Arrange the lines of the records below as a Markdown table with the columns Row and Line, starting at the line that contains "x-tick-label: A bbox=[451, 435, 456, 443]" and ending at the line that contains "chevron-down-icon: ▾ bbox=[143, 27, 147, 35]". Number each row and leave out any blank lines.

Stored data entries
=-=-=
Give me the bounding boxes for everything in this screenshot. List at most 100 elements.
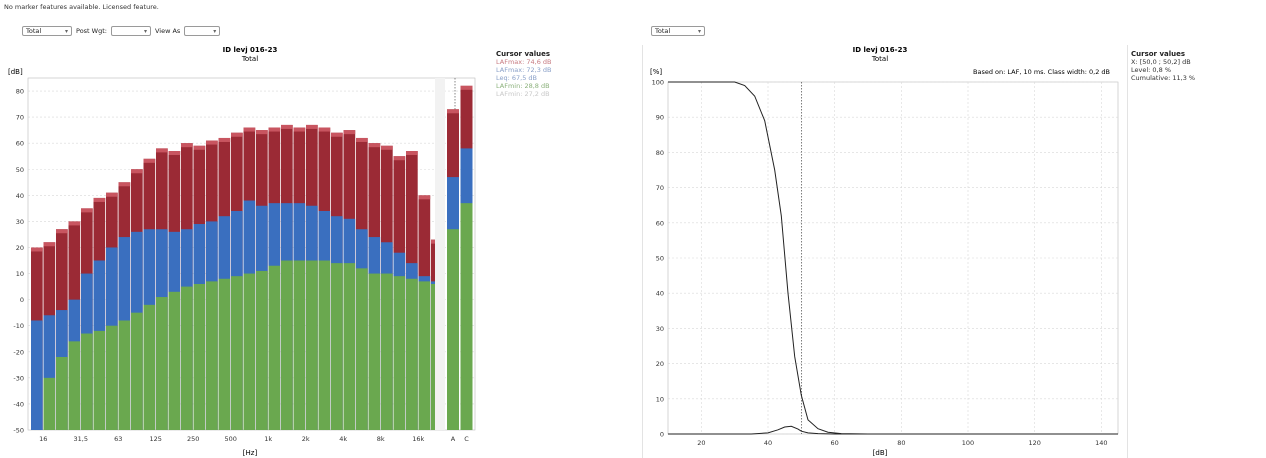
x-tick-label: A bbox=[451, 435, 456, 443]
bar-bottom bbox=[156, 297, 168, 430]
bar-top-cap bbox=[281, 124, 293, 129]
right-controls: Total ▾ bbox=[651, 25, 705, 37]
bar-top-cap bbox=[343, 130, 356, 135]
series-line bbox=[668, 425, 1118, 435]
bar-bottom bbox=[368, 273, 381, 430]
cursor-value-line: Leq: 67,5 dB bbox=[496, 74, 538, 82]
bar-bottom bbox=[81, 333, 93, 430]
chevron-down-icon: ▾ bbox=[143, 27, 147, 35]
chart-annotation: Based on: LAF, 10 ms. Class width: 0,2 d… bbox=[973, 68, 1110, 76]
bar-bottom bbox=[268, 265, 281, 430]
bar-top-cap bbox=[43, 242, 56, 247]
x-tick-label: 120 bbox=[1028, 439, 1040, 447]
cursor-value-line: LAFmin: 27,2 dB bbox=[496, 90, 550, 98]
y-tick-label: -20 bbox=[13, 348, 24, 356]
bar-top-cap bbox=[447, 109, 459, 114]
chevron-down-icon: ▾ bbox=[213, 27, 217, 35]
bar-top-cap bbox=[356, 137, 368, 142]
bar-top-cap bbox=[168, 151, 181, 156]
cursor-value-line: LAFmin: 28,8 dB bbox=[496, 82, 550, 90]
bar-top-cap bbox=[318, 127, 331, 132]
x-tick-label: 500 bbox=[225, 435, 237, 443]
bar-bottom bbox=[181, 286, 193, 430]
x-tick-label: 8k bbox=[377, 435, 385, 443]
chevron-down-icon: ▾ bbox=[64, 27, 68, 35]
y-tick-label: 10 bbox=[656, 395, 664, 403]
bar-top-cap bbox=[256, 130, 268, 135]
spectrum-chart: ID levj 016-23 Total [dB] [Hz] -50 -40 -30… bbox=[8, 46, 476, 457]
bar-bottom bbox=[243, 273, 256, 430]
y-tick-label: 70 bbox=[16, 114, 24, 122]
bar-top-cap bbox=[106, 192, 118, 197]
y-axis-label: [dB] bbox=[8, 68, 23, 76]
y-tick-label: 70 bbox=[656, 184, 664, 192]
bar-bottom bbox=[406, 278, 418, 430]
bar-bottom bbox=[318, 260, 331, 430]
x-tick-label: C bbox=[464, 435, 469, 443]
bar-top-cap bbox=[460, 85, 473, 90]
x-tick-label: 250 bbox=[187, 435, 199, 443]
total-select-value: Total bbox=[26, 27, 42, 35]
bar-top-cap bbox=[131, 169, 143, 174]
y-tick-label: -40 bbox=[13, 400, 24, 408]
y-tick-label: 20 bbox=[656, 360, 664, 368]
bar-bottom bbox=[306, 260, 318, 430]
bar-top-cap bbox=[206, 140, 218, 145]
chevron-down-icon: ▾ bbox=[697, 27, 701, 35]
bar-bottom bbox=[460, 203, 473, 430]
bar-bottom bbox=[206, 281, 218, 430]
bar-bottom bbox=[93, 330, 106, 430]
view-as-select[interactable]: ▾ bbox=[184, 26, 221, 36]
right-total-select-value: Total bbox=[655, 27, 671, 35]
cursor-value-line: LAFmax: 72,3 dB bbox=[496, 66, 552, 74]
bar-bottom bbox=[231, 276, 243, 430]
bar-bottom bbox=[56, 356, 68, 430]
bar-bottom bbox=[218, 278, 231, 430]
right-total-select[interactable]: Total ▾ bbox=[651, 26, 705, 36]
x-tick-label: 20 bbox=[697, 439, 705, 447]
bar-bottom bbox=[293, 260, 306, 430]
y-tick-label: 100 bbox=[652, 79, 664, 87]
bar-top-cap bbox=[193, 145, 206, 150]
bar-bottom bbox=[356, 268, 368, 430]
bar-top-cap bbox=[243, 127, 256, 132]
x-tick-label: 4k bbox=[339, 435, 347, 443]
bar-middle bbox=[31, 320, 43, 430]
bar-bottom bbox=[331, 263, 343, 430]
bar-middle bbox=[43, 315, 56, 430]
post-wgt-select[interactable]: ▾ bbox=[110, 26, 151, 36]
bar-bottom bbox=[381, 273, 393, 430]
y-tick-label: 50 bbox=[16, 166, 24, 174]
x-tick-label: 40 bbox=[764, 439, 772, 447]
bar-bottom bbox=[143, 304, 156, 430]
bar-top-cap bbox=[218, 137, 231, 142]
left-controls: Total ▾ Post Wgt: ▾ View As ▾ bbox=[22, 25, 221, 37]
chart-subtitle: Total bbox=[871, 55, 888, 63]
y-tick-label: -10 bbox=[13, 322, 24, 330]
y-tick-label: 90 bbox=[656, 114, 664, 122]
x-tick-label: 1k bbox=[264, 435, 272, 443]
y-tick-label: 0 bbox=[20, 296, 24, 304]
bar-bottom bbox=[393, 276, 406, 430]
total-select[interactable]: Total ▾ bbox=[22, 26, 72, 36]
y-tick-label: 60 bbox=[656, 219, 664, 227]
status-line: No marker features available. Licensed f… bbox=[4, 3, 159, 11]
band-separator bbox=[435, 78, 445, 430]
view-as-label: View As bbox=[154, 27, 181, 35]
cursor-value-line: LAFmax: 74,6 dB bbox=[496, 58, 552, 66]
bar-top-cap bbox=[368, 143, 381, 148]
bar-top-cap bbox=[293, 127, 306, 132]
y-tick-label: 0 bbox=[660, 431, 664, 439]
y-axis-label: [%] bbox=[650, 68, 662, 76]
bar-top-cap bbox=[268, 127, 281, 132]
bar-top-cap bbox=[156, 148, 168, 153]
y-tick-label: 40 bbox=[16, 192, 24, 200]
cursor-values-title: Cursor values bbox=[496, 50, 551, 58]
bar-top-cap bbox=[31, 247, 43, 252]
divider bbox=[1127, 45, 1128, 458]
bar-top-cap bbox=[381, 145, 393, 150]
bar-bottom bbox=[131, 312, 143, 430]
y-tick-label: 30 bbox=[16, 218, 24, 226]
y-tick-label: 80 bbox=[656, 149, 664, 157]
y-tick-label: -30 bbox=[13, 374, 24, 382]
=-=-=
## Response to the task:
| Row | Line |
|---|---|
| 1 | x-tick-label: A bbox=[451, 435, 456, 443] |
| 2 | bar-bottom bbox=[156, 297, 168, 430] |
| 3 | bar-top-cap bbox=[281, 124, 293, 129] |
| 4 | right-controls: Total ▾ bbox=[651, 25, 705, 37] |
| 5 | bar-top-cap bbox=[343, 130, 356, 135] |
| 6 | series-line bbox=[668, 425, 1118, 435] |
| 7 | bar-bottom bbox=[368, 273, 381, 430] |
| 8 | cursor-value-line: Leq: 67,5 dB bbox=[496, 74, 538, 82] |
| 9 | bar-bottom bbox=[81, 333, 93, 430] |
| 10 | chevron-down-icon: ▾ bbox=[143, 27, 147, 35] |